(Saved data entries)
#####

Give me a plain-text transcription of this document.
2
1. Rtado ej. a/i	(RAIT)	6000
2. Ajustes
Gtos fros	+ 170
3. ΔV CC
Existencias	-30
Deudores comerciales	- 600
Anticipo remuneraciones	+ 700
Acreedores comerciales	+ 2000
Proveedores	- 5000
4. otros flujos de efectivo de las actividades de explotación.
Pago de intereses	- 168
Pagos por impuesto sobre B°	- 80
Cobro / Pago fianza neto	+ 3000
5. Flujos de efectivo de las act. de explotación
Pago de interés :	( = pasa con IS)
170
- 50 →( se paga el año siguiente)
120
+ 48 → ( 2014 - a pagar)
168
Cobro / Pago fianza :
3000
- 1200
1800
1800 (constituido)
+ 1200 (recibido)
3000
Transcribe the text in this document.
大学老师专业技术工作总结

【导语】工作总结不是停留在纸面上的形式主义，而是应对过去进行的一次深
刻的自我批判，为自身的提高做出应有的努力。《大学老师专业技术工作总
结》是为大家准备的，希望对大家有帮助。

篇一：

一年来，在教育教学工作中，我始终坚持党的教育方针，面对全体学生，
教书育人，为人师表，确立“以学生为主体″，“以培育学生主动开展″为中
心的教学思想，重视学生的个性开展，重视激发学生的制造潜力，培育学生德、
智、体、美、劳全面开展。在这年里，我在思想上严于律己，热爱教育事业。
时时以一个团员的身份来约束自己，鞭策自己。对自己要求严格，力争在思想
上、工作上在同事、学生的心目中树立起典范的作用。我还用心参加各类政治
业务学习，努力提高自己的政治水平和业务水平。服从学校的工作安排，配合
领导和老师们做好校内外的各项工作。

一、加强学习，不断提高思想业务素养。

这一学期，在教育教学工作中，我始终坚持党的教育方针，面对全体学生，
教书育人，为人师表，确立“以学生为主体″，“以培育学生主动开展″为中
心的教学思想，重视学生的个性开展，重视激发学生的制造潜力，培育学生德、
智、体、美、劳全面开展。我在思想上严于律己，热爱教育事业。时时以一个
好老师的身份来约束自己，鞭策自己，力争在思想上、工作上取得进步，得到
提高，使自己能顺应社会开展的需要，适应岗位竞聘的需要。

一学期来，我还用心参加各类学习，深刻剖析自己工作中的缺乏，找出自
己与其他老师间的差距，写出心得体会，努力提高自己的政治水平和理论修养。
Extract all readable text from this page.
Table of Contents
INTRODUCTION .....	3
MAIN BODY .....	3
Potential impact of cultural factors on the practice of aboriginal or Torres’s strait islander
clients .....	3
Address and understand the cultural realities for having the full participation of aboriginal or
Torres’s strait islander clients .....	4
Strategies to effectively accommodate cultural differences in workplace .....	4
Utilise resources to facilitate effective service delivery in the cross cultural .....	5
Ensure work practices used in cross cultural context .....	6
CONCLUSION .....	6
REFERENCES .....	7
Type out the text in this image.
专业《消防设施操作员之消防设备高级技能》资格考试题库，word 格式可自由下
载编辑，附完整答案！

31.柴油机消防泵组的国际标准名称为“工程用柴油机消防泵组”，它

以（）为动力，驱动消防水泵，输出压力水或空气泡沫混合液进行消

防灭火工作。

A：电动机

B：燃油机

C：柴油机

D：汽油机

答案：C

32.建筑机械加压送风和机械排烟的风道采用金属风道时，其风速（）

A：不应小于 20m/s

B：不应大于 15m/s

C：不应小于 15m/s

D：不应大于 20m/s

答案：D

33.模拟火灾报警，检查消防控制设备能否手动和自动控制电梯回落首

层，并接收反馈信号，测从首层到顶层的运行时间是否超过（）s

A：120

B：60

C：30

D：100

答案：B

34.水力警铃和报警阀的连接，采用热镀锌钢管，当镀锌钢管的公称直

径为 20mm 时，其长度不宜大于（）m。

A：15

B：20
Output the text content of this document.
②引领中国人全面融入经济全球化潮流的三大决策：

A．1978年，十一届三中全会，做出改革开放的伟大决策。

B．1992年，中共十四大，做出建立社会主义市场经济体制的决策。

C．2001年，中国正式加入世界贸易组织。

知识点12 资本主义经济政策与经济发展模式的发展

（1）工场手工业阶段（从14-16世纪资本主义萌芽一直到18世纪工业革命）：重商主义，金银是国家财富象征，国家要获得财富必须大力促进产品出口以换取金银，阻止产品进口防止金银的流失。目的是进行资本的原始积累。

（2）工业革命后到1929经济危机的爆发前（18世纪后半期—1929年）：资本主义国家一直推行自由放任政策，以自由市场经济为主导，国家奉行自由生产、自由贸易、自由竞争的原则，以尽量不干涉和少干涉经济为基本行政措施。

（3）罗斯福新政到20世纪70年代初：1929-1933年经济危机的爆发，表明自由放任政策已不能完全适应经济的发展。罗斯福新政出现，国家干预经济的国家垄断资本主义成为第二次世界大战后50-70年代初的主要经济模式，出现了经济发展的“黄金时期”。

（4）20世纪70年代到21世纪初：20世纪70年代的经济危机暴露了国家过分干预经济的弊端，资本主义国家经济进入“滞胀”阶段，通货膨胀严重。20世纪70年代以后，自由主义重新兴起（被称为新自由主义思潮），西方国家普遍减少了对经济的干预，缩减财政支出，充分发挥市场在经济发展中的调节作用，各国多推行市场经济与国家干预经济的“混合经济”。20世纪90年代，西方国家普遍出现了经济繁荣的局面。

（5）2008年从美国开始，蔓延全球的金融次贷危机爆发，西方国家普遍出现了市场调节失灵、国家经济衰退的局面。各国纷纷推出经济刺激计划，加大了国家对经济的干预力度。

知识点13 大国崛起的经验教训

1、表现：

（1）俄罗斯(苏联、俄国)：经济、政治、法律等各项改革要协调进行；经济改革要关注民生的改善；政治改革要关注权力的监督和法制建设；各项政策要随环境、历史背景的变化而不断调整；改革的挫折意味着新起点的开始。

#####

The request:
Every record above should be copied exactly.

Solution to this exercise:
Give me a plain-text transcription of this document.
2
1. Rtado ej. a/i	(RAIT)	6000
2. Ajustes
Gtos fros	+ 170
3. ΔV CC
Existencias	-30
Deudores comerciales	- 600
Anticipo remuneraciones	+ 700
Acreedores comerciales	+ 2000
Proveedores	- 5000
4. otros flujos de efectivo de las actividades de explotación.
Pago de intereses	- 168
Pagos por impuesto sobre B°	- 80
Cobro / Pago fianza neto	+ 3000
5. Flujos de efectivo de las act. de explotación
Pago de interés :	( = pasa con IS)
170
- 50 →( se paga el año siguiente)
120
+ 48 → ( 2014 - a pagar)
168
Cobro / Pago fianza :
3000
- 1200
1800
1800 (constituido)
+ 1200 (recibido)
3000
Transcribe the text in this document.
大学老师专业技术工作总结

【导语】工作总结不是停留在纸面上的形式主义，而是应对过去进行的一次深
刻的自我批判，为自身的提高做出应有的努力。《大学老师专业技术工作总
结》是为大家准备的，希望对大家有帮助。

篇一：

一年来，在教育教学工作中，我始终坚持党的教育方针，面对全体学生，
教书育人，为人师表，确立“以学生为主体″，“以培育学生主动开展″为中
心的教学思想，重视学生的个性开展，重视激发学生的制造潜力，培育学生德、
智、体、美、劳全面开展。在这年里，我在思想上严于律己，热爱教育事业。
时时以一个团员的身份来约束自己，鞭策自己。对自己要求严格，力争在思想
上、工作上在同事、学生的心目中树立起典范的作用。我还用心参加各类政治
业务学习，努力提高自己的政治水平和业务水平。服从学校的工作安排，配合
领导和老师们做好校内外的各项工作。

一、加强学习，不断提高思想业务素养。

这一学期，在教育教学工作中，我始终坚持党的教育方针，面对全体学生，
教书育人，为人师表，确立“以学生为主体″，“以培育学生主动开展″为中
心的教学思想，重视学生的个性开展，重视激发学生的制造潜力，培育学生德、
智、体、美、劳全面开展。我在思想上严于律己，热爱教育事业。时时以一个
好老师的身份来约束自己，鞭策自己，力争在思想上、工作上取得进步，得到
提高，使自己能顺应社会开展的需要，适应岗位竞聘的需要。

一学期来，我还用心参加各类学习，深刻剖析自己工作中的缺乏，找出自
己与其他老师间的差距，写出心得体会，努力提高自己的政治水平和理论修养。
Extract all readable text from this page.
Table of Contents
INTRODUCTION .....	3
MAIN BODY .....	3
Potential impact of cultural factors on the practice of aboriginal or Torres’s strait islander
clients .....	3
Address and understand the cultural realities for having the full participation of aboriginal or
Torres’s strait islander clients .....	4
Strategies to effectively accommodate cultural differences in workplace .....	4
Utilise resources to facilitate effective service delivery in the cross cultural .....	5
Ensure work practices used in cross cultural context .....	6
CONCLUSION .....	6
REFERENCES .....	7
Type out the text in this image.
专业《消防设施操作员之消防设备高级技能》资格考试题库，word 格式可自由下
载编辑，附完整答案！

31.柴油机消防泵组的国际标准名称为“工程用柴油机消防泵组”，它

以（）为动力，驱动消防水泵，输出压力水或空气泡沫混合液进行消

防灭火工作。

A：电动机

B：燃油机

C：柴油机

D：汽油机

答案：C

32.建筑机械加压送风和机械排烟的风道采用金属风道时，其风速（）

A：不应小于 20m/s

B：不应大于 15m/s

C：不应小于 15m/s

D：不应大于 20m/s

答案：D

33.模拟火灾报警，检查消防控制设备能否手动和自动控制电梯回落首

层，并接收反馈信号，测从首层到顶层的运行时间是否超过（）s

A：120

B：60

C：30

D：100

答案：B

34.水力警铃和报警阀的连接，采用热镀锌钢管，当镀锌钢管的公称直

径为 20mm 时，其长度不宜大于（）m。

A：15

B：20
Output the text content of this document.
②引领中国人全面融入经济全球化潮流的三大决策：

A．1978年，十一届三中全会，做出改革开放的伟大决策。

B．1992年，中共十四大，做出建立社会主义市场经济体制的决策。

C．2001年，中国正式加入世界贸易组织。

知识点12 资本主义经济政策与经济发展模式的发展

（1）工场手工业阶段（从14-16世纪资本主义萌芽一直到18世纪工业革命）：重商主义，金银是国家财富象征，国家要获得财富必须大力促进产品出口以换取金银，阻止产品进口防止金银的流失。目的是进行资本的原始积累。

（2）工业革命后到1929经济危机的爆发前（18世纪后半期—1929年）：资本主义国家一直推行自由放任政策，以自由市场经济为主导，国家奉行自由生产、自由贸易、自由竞争的原则，以尽量不干涉和少干涉经济为基本行政措施。

（3）罗斯福新政到20世纪70年代初：1929-1933年经济危机的爆发，表明自由放任政策已不能完全适应经济的发展。罗斯福新政出现，国家干预经济的国家垄断资本主义成为第二次世界大战后50-70年代初的主要经济模式，出现了经济发展的“黄金时期”。

（4）20世纪70年代到21世纪初：20世纪70年代的经济危机暴露了国家过分干预经济的弊端，资本主义国家经济进入“滞胀”阶段，通货膨胀严重。20世纪70年代以后，自由主义重新兴起（被称为新自由主义思潮），西方国家普遍减少了对经济的干预，缩减财政支出，充分发挥市场在经济发展中的调节作用，各国多推行市场经济与国家干预经济的“混合经济”。20世纪90年代，西方国家普遍出现了经济繁荣的局面。

（5）2008年从美国开始，蔓延全球的金融次贷危机爆发，西方国家普遍出现了市场调节失灵、国家经济衰退的局面。各国纷纷推出经济刺激计划，加大了国家对经济的干预力度。

知识点13 大国崛起的经验教训

1、表现：

（1）俄罗斯(苏联、俄国)：经济、政治、法律等各项改革要协调进行；经济改革要关注民生的改善；政治改革要关注权力的监督和法制建设；各项政策要随环境、历史背景的变化而不断调整；改革的挫折意味着新起点的开始。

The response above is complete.